──────── SUPPLIED INFORMATION ────────

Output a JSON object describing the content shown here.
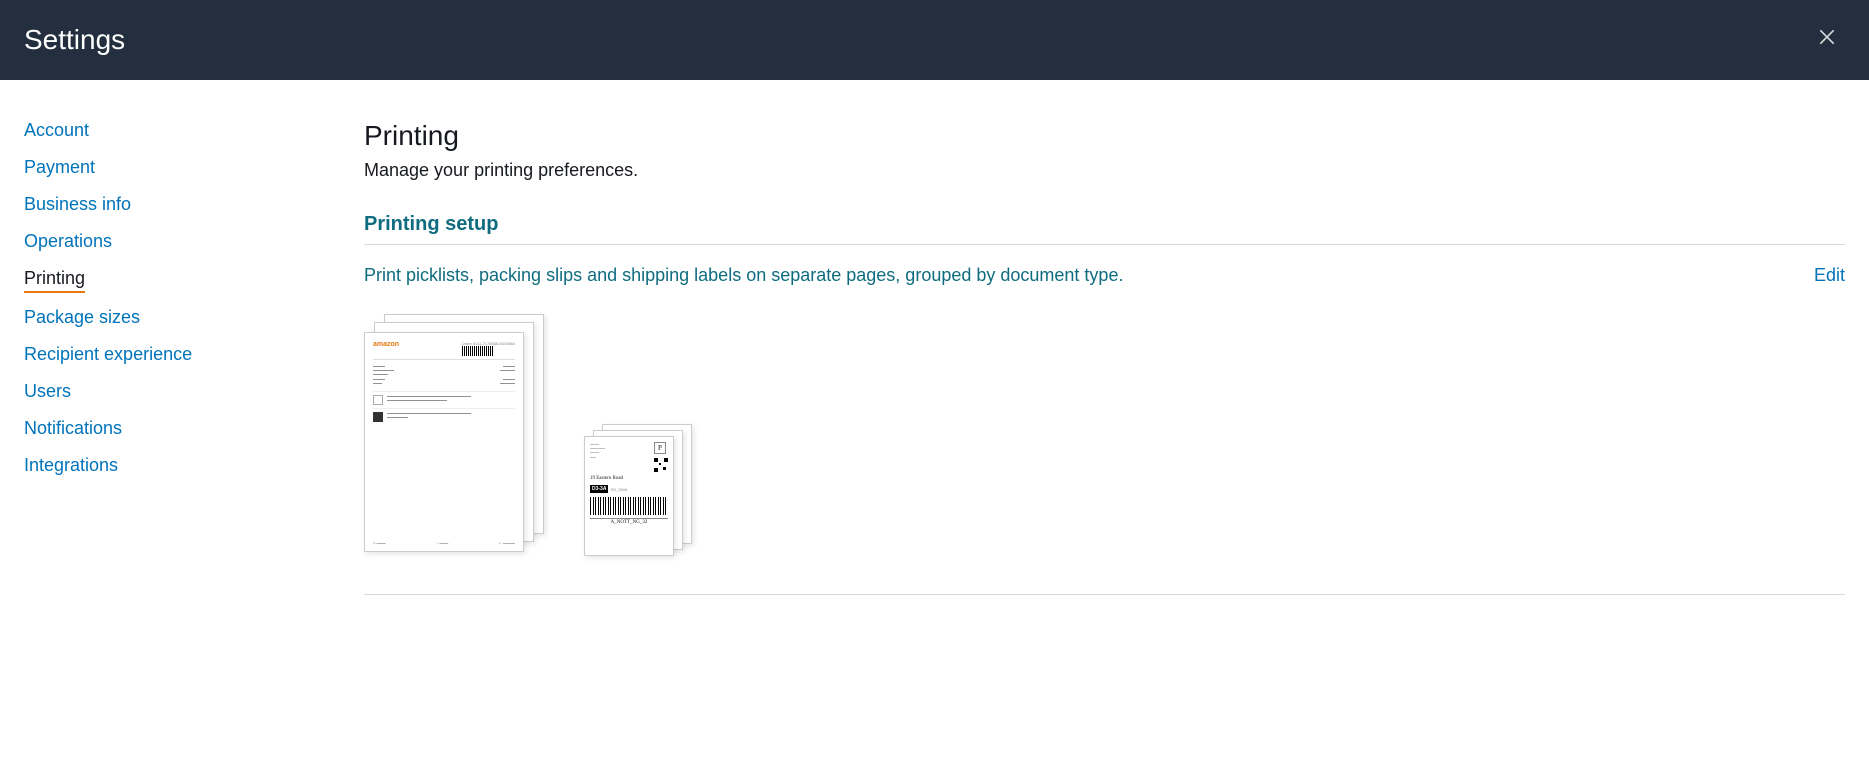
{
  "header": {
    "title": "Settings"
  },
  "sidebar": {
    "items": [
      {
        "label": "Account",
        "active": false
      },
      {
        "label": "Payment",
        "active": false
      },
      {
        "label": "Business info",
        "active": false
      },
      {
        "label": "Operations",
        "active": false
      },
      {
        "label": "Printing",
        "active": true
      },
      {
        "label": "Package sizes",
        "active": false
      },
      {
        "label": "Recipient experience",
        "active": false
      },
      {
        "label": "Users",
        "active": false
      },
      {
        "label": "Notifications",
        "active": false
      },
      {
        "label": "Integrations",
        "active": false
      }
    ]
  },
  "main": {
    "title": "Printing",
    "subtitle": "Manage your printing preferences.",
    "section_title": "Printing setup",
    "description": "Print picklists, packing slips and shipping labels on separate pages, grouped by document type.",
    "edit_label": "Edit"
  },
  "preview": {
    "packing_slip": {
      "logo": "amazon",
      "order_prefix": "Order #111-7175366-6519884",
      "address_label": "19 Eastern Road",
      "code_box": "D3-3A",
      "code_suffix": "SG_0006",
      "bottom_text": "A_NOTT_NG_32"
    },
    "label": {
      "p_marker": "P"
    }
  }
}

────────

Copy out every line of the material above exactly, skipping the pictures.

EXERCISE RESULT:
Output a JSON object describing the content shown here.
{
  "header": {
    "title": "Settings"
  },
  "sidebar": {
    "items": [
      {
        "label": "Account",
        "active": false
      },
      {
        "label": "Payment",
        "active": false
      },
      {
        "label": "Business info",
        "active": false
      },
      {
        "label": "Operations",
        "active": false
      },
      {
        "label": "Printing",
        "active": true
      },
      {
        "label": "Package sizes",
        "active": false
      },
      {
        "label": "Recipient experience",
        "active": false
      },
      {
        "label": "Users",
        "active": false
      },
      {
        "label": "Notifications",
        "active": false
      },
      {
        "label": "Integrations",
        "active": false
      }
    ]
  },
  "main": {
    "title": "Printing",
    "subtitle": "Manage your printing preferences.",
    "section_title": "Printing setup",
    "description": "Print picklists, packing slips and shipping labels on separate pages, grouped by document type.",
    "edit_label": "Edit"
  },
  "preview": {
    "packing_slip": {
      "logo": "amazon",
      "order_prefix": "Order #111-7175366-6519884",
      "address_label": "19 Eastern Road",
      "code_box": "D3-3A",
      "code_suffix": "SG_0006",
      "bottom_text": "A_NOTT_NG_32"
    },
    "label": {
      "p_marker": "P"
    }
  }
}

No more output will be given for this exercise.